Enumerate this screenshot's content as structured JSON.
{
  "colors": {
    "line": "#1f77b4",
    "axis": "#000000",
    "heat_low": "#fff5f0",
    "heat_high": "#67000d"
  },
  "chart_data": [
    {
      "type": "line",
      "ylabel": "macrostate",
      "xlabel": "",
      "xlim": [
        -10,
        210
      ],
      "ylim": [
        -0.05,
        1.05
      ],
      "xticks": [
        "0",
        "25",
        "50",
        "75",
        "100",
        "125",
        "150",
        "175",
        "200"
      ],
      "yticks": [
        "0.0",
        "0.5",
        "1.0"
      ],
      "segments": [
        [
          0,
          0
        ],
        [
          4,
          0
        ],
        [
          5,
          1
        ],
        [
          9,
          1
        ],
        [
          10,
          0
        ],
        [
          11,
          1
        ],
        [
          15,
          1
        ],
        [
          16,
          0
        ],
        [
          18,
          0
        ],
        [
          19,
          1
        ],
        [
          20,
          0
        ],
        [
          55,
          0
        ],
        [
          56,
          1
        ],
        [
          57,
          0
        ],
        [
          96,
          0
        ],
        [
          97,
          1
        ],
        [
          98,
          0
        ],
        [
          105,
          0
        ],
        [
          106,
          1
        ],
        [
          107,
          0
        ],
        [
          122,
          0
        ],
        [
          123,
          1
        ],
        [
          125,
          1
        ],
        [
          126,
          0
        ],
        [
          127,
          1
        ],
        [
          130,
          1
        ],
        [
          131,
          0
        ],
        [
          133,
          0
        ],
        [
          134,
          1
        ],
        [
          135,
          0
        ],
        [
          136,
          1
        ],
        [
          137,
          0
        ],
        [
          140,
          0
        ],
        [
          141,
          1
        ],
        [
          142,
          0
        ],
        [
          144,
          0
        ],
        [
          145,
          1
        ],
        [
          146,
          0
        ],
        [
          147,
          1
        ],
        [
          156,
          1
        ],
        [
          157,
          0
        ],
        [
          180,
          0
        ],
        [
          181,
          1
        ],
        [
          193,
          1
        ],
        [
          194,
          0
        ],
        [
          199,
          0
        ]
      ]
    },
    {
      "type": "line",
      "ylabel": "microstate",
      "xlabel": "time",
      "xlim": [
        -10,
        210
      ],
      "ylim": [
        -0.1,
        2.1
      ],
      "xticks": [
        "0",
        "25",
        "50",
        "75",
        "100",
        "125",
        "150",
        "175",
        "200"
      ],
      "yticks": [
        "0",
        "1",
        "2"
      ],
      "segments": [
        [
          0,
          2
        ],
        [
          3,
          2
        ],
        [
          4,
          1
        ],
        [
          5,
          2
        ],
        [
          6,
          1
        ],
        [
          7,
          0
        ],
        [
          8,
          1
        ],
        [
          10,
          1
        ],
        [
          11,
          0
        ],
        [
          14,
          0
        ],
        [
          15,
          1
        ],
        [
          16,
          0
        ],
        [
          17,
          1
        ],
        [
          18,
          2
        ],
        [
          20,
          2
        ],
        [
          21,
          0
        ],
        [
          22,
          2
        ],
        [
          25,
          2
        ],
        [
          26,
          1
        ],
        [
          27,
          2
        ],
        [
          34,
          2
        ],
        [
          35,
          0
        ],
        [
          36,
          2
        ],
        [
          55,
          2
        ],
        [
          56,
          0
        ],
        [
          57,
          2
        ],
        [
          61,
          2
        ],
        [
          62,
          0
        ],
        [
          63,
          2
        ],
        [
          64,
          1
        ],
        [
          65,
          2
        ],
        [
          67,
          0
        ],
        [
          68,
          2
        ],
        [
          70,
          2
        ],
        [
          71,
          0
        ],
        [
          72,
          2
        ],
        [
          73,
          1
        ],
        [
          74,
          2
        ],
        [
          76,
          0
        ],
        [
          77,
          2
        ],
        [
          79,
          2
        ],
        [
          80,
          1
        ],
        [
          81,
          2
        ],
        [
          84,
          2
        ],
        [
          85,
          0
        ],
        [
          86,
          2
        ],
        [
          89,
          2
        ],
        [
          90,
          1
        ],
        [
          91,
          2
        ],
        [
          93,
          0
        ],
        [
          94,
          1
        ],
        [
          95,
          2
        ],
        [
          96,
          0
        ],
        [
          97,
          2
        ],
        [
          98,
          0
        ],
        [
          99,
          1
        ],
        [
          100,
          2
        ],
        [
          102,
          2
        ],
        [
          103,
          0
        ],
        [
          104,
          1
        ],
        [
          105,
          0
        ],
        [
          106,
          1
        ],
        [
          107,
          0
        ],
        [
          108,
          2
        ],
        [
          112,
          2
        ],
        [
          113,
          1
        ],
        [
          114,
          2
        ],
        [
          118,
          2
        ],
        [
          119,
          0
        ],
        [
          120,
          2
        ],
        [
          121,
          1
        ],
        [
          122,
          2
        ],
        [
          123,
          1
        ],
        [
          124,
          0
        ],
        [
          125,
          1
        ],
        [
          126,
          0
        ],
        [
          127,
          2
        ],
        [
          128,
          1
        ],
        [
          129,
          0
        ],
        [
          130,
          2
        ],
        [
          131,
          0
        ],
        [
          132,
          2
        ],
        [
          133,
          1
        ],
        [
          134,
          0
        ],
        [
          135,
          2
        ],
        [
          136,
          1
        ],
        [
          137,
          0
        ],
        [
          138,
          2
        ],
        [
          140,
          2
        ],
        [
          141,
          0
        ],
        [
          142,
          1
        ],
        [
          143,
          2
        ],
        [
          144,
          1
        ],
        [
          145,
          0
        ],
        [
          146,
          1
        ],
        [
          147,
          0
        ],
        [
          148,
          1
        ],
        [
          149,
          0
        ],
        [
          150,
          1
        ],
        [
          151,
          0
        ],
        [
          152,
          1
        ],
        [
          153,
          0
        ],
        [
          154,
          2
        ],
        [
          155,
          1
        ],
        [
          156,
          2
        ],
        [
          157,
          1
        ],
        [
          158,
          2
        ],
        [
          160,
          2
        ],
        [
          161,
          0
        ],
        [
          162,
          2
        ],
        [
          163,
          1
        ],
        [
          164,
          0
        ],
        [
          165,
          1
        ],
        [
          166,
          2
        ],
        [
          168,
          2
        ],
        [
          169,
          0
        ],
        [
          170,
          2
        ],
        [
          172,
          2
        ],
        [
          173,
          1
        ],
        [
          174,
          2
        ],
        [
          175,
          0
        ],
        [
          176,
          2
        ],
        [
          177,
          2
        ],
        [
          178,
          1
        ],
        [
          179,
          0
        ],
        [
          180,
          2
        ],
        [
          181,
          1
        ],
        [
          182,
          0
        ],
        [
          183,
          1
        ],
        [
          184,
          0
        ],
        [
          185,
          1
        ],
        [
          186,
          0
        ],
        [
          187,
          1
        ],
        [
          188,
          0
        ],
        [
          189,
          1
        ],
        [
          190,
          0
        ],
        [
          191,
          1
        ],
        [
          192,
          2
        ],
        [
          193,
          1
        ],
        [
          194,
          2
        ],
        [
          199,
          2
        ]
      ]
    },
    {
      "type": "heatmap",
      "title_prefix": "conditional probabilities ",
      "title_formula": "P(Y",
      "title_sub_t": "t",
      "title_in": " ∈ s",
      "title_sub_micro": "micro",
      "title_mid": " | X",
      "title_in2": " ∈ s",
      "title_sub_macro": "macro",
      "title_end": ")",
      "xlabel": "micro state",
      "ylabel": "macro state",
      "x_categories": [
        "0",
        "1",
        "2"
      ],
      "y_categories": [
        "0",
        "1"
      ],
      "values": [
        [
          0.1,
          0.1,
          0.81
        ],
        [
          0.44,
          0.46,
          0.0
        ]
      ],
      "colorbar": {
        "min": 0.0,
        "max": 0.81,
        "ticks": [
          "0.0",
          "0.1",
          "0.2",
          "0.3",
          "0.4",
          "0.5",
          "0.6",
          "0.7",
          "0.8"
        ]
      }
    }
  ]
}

◇ ◇ ◇ ◇ ◇

BRIEF = Restate the listing above word for word.

RESPONSE =
Enumerate this screenshot's content as structured JSON.
{
  "colors": {
    "line": "#1f77b4",
    "axis": "#000000",
    "heat_low": "#fff5f0",
    "heat_high": "#67000d"
  },
  "chart_data": [
    {
      "type": "line",
      "ylabel": "macrostate",
      "xlabel": "",
      "xlim": [
        -10,
        210
      ],
      "ylim": [
        -0.05,
        1.05
      ],
      "xticks": [
        "0",
        "25",
        "50",
        "75",
        "100",
        "125",
        "150",
        "175",
        "200"
      ],
      "yticks": [
        "0.0",
        "0.5",
        "1.0"
      ],
      "segments": [
        [
          0,
          0
        ],
        [
          4,
          0
        ],
        [
          5,
          1
        ],
        [
          9,
          1
        ],
        [
          10,
          0
        ],
        [
          11,
          1
        ],
        [
          15,
          1
        ],
        [
          16,
          0
        ],
        [
          18,
          0
        ],
        [
          19,
          1
        ],
        [
          20,
          0
        ],
        [
          55,
          0
        ],
        [
          56,
          1
        ],
        [
          57,
          0
        ],
        [
          96,
          0
        ],
        [
          97,
          1
        ],
        [
          98,
          0
        ],
        [
          105,
          0
        ],
        [
          106,
          1
        ],
        [
          107,
          0
        ],
        [
          122,
          0
        ],
        [
          123,
          1
        ],
        [
          125,
          1
        ],
        [
          126,
          0
        ],
        [
          127,
          1
        ],
        [
          130,
          1
        ],
        [
          131,
          0
        ],
        [
          133,
          0
        ],
        [
          134,
          1
        ],
        [
          135,
          0
        ],
        [
          136,
          1
        ],
        [
          137,
          0
        ],
        [
          140,
          0
        ],
        [
          141,
          1
        ],
        [
          142,
          0
        ],
        [
          144,
          0
        ],
        [
          145,
          1
        ],
        [
          146,
          0
        ],
        [
          147,
          1
        ],
        [
          156,
          1
        ],
        [
          157,
          0
        ],
        [
          180,
          0
        ],
        [
          181,
          1
        ],
        [
          193,
          1
        ],
        [
          194,
          0
        ],
        [
          199,
          0
        ]
      ]
    },
    {
      "type": "line",
      "ylabel": "microstate",
      "xlabel": "time",
      "xlim": [
        -10,
        210
      ],
      "ylim": [
        -0.1,
        2.1
      ],
      "xticks": [
        "0",
        "25",
        "50",
        "75",
        "100",
        "125",
        "150",
        "175",
        "200"
      ],
      "yticks": [
        "0",
        "1",
        "2"
      ],
      "segments": [
        [
          0,
          2
        ],
        [
          3,
          2
        ],
        [
          4,
          1
        ],
        [
          5,
          2
        ],
        [
          6,
          1
        ],
        [
          7,
          0
        ],
        [
          8,
          1
        ],
        [
          10,
          1
        ],
        [
          11,
          0
        ],
        [
          14,
          0
        ],
        [
          15,
          1
        ],
        [
          16,
          0
        ],
        [
          17,
          1
        ],
        [
          18,
          2
        ],
        [
          20,
          2
        ],
        [
          21,
          0
        ],
        [
          22,
          2
        ],
        [
          25,
          2
        ],
        [
          26,
          1
        ],
        [
          27,
          2
        ],
        [
          34,
          2
        ],
        [
          35,
          0
        ],
        [
          36,
          2
        ],
        [
          55,
          2
        ],
        [
          56,
          0
        ],
        [
          57,
          2
        ],
        [
          61,
          2
        ],
        [
          62,
          0
        ],
        [
          63,
          2
        ],
        [
          64,
          1
        ],
        [
          65,
          2
        ],
        [
          67,
          0
        ],
        [
          68,
          2
        ],
        [
          70,
          2
        ],
        [
          71,
          0
        ],
        [
          72,
          2
        ],
        [
          73,
          1
        ],
        [
          74,
          2
        ],
        [
          76,
          0
        ],
        [
          77,
          2
        ],
        [
          79,
          2
        ],
        [
          80,
          1
        ],
        [
          81,
          2
        ],
        [
          84,
          2
        ],
        [
          85,
          0
        ],
        [
          86,
          2
        ],
        [
          89,
          2
        ],
        [
          90,
          1
        ],
        [
          91,
          2
        ],
        [
          93,
          0
        ],
        [
          94,
          1
        ],
        [
          95,
          2
        ],
        [
          96,
          0
        ],
        [
          97,
          2
        ],
        [
          98,
          0
        ],
        [
          99,
          1
        ],
        [
          100,
          2
        ],
        [
          102,
          2
        ],
        [
          103,
          0
        ],
        [
          104,
          1
        ],
        [
          105,
          0
        ],
        [
          106,
          1
        ],
        [
          107,
          0
        ],
        [
          108,
          2
        ],
        [
          112,
          2
        ],
        [
          113,
          1
        ],
        [
          114,
          2
        ],
        [
          118,
          2
        ],
        [
          119,
          0
        ],
        [
          120,
          2
        ],
        [
          121,
          1
        ],
        [
          122,
          2
        ],
        [
          123,
          1
        ],
        [
          124,
          0
        ],
        [
          125,
          1
        ],
        [
          126,
          0
        ],
        [
          127,
          2
        ],
        [
          128,
          1
        ],
        [
          129,
          0
        ],
        [
          130,
          2
        ],
        [
          131,
          0
        ],
        [
          132,
          2
        ],
        [
          133,
          1
        ],
        [
          134,
          0
        ],
        [
          135,
          2
        ],
        [
          136,
          1
        ],
        [
          137,
          0
        ],
        [
          138,
          2
        ],
        [
          140,
          2
        ],
        [
          141,
          0
        ],
        [
          142,
          1
        ],
        [
          143,
          2
        ],
        [
          144,
          1
        ],
        [
          145,
          0
        ],
        [
          146,
          1
        ],
        [
          147,
          0
        ],
        [
          148,
          1
        ],
        [
          149,
          0
        ],
        [
          150,
          1
        ],
        [
          151,
          0
        ],
        [
          152,
          1
        ],
        [
          153,
          0
        ],
        [
          154,
          2
        ],
        [
          155,
          1
        ],
        [
          156,
          2
        ],
        [
          157,
          1
        ],
        [
          158,
          2
        ],
        [
          160,
          2
        ],
        [
          161,
          0
        ],
        [
          162,
          2
        ],
        [
          163,
          1
        ],
        [
          164,
          0
        ],
        [
          165,
          1
        ],
        [
          166,
          2
        ],
        [
          168,
          2
        ],
        [
          169,
          0
        ],
        [
          170,
          2
        ],
        [
          172,
          2
        ],
        [
          173,
          1
        ],
        [
          174,
          2
        ],
        [
          175,
          0
        ],
        [
          176,
          2
        ],
        [
          177,
          2
        ],
        [
          178,
          1
        ],
        [
          179,
          0
        ],
        [
          180,
          2
        ],
        [
          181,
          1
        ],
        [
          182,
          0
        ],
        [
          183,
          1
        ],
        [
          184,
          0
        ],
        [
          185,
          1
        ],
        [
          186,
          0
        ],
        [
          187,
          1
        ],
        [
          188,
          0
        ],
        [
          189,
          1
        ],
        [
          190,
          0
        ],
        [
          191,
          1
        ],
        [
          192,
          2
        ],
        [
          193,
          1
        ],
        [
          194,
          2
        ],
        [
          199,
          2
        ]
      ]
    },
    {
      "type": "heatmap",
      "title_prefix": "conditional probabilities ",
      "title_formula": "P(Y",
      "title_sub_t": "t",
      "title_in": " ∈ s",
      "title_sub_micro": "micro",
      "title_mid": " | X",
      "title_in2": " ∈ s",
      "title_sub_macro": "macro",
      "title_end": ")",
      "xlabel": "micro state",
      "ylabel": "macro state",
      "x_categories": [
        "0",
        "1",
        "2"
      ],
      "y_categories": [
        "0",
        "1"
      ],
      "values": [
        [
          0.1,
          0.1,
          0.81
        ],
        [
          0.44,
          0.46,
          0.0
        ]
      ],
      "colorbar": {
        "min": 0.0,
        "max": 0.81,
        "ticks": [
          "0.0",
          "0.1",
          "0.2",
          "0.3",
          "0.4",
          "0.5",
          "0.6",
          "0.7",
          "0.8"
        ]
      }
    }
  ]
}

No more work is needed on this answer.